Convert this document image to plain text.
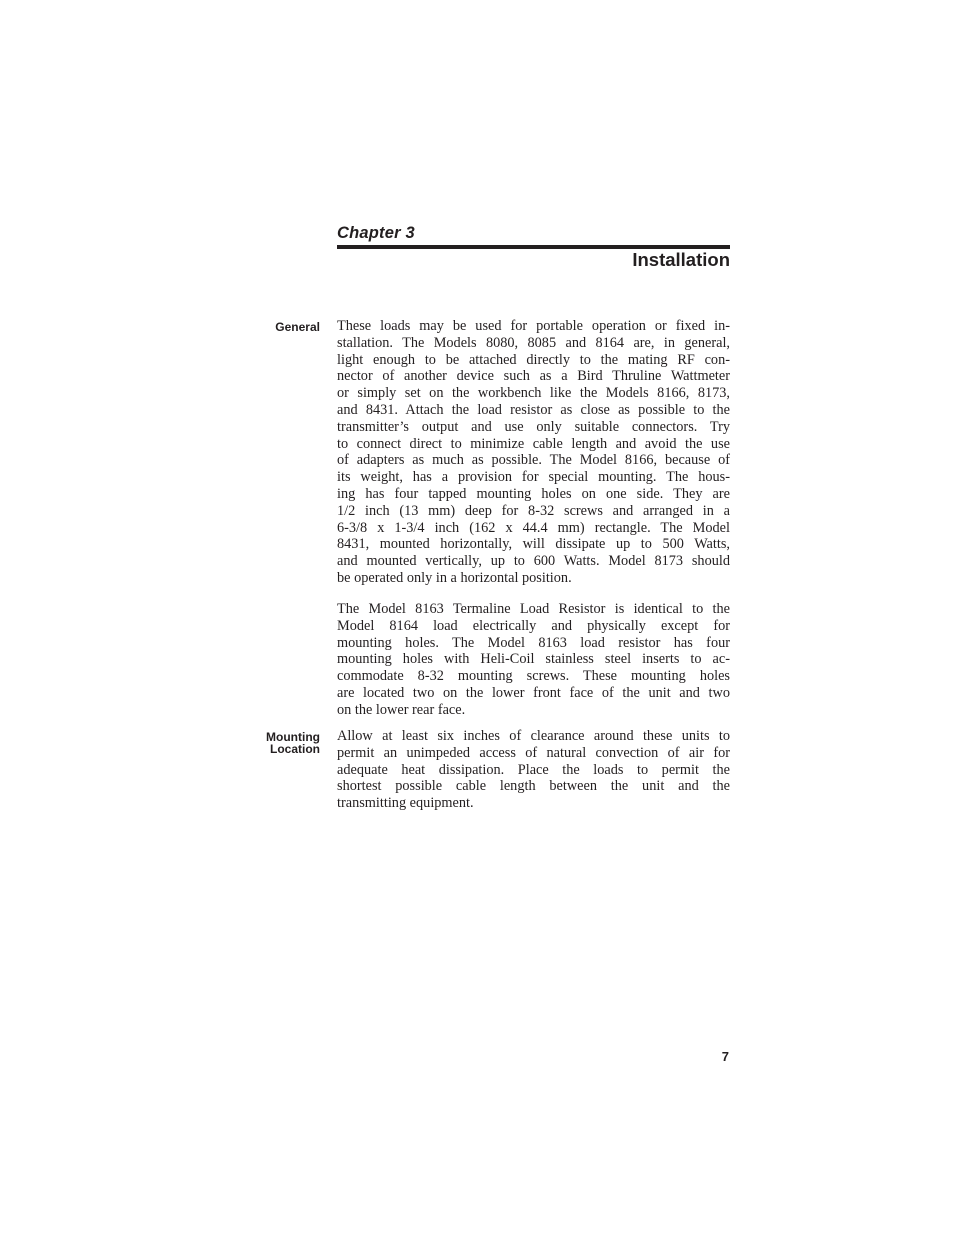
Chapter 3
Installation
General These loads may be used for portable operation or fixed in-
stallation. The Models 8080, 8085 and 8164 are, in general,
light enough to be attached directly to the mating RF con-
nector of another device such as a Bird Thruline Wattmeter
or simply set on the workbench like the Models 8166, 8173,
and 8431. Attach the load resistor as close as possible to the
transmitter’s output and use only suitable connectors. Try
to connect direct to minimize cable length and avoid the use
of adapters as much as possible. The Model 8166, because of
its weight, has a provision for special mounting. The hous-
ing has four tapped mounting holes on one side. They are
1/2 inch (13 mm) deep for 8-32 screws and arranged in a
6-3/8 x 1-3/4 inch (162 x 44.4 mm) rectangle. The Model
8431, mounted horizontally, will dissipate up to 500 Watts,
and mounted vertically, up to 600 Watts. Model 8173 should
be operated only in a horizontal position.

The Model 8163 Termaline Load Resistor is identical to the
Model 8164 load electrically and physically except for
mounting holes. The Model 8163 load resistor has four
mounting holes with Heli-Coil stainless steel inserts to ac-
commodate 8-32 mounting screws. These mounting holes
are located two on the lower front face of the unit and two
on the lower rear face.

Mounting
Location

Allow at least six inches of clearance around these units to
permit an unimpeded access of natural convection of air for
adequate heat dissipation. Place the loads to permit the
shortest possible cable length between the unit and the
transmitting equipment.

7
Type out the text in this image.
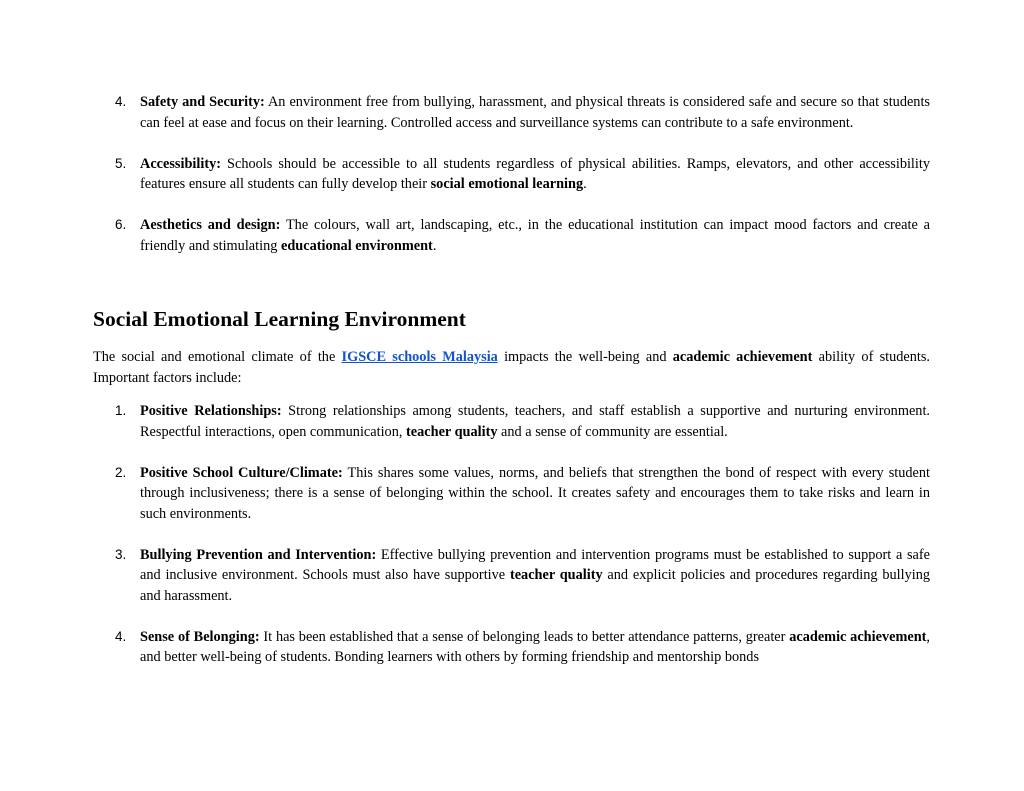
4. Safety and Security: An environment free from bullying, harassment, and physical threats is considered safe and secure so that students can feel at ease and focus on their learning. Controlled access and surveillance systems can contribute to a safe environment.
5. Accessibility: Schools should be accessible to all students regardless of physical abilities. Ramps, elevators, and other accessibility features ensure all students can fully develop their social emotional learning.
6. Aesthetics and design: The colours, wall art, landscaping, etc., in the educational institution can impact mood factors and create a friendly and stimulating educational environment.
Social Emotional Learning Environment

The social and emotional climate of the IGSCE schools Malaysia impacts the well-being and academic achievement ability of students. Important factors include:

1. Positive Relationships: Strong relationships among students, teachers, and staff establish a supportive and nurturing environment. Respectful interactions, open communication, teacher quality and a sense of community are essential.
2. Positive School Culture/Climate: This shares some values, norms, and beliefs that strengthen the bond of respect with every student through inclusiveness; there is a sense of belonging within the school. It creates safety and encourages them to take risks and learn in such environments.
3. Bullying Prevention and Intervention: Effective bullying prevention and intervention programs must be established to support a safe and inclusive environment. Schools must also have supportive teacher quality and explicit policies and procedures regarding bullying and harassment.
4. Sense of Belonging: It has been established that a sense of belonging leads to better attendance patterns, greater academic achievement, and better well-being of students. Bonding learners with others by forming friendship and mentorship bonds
========
**Direction**
The answer is the number of lines in the preceding material that hold "possible"; write that number and nothing else.

**Result**
3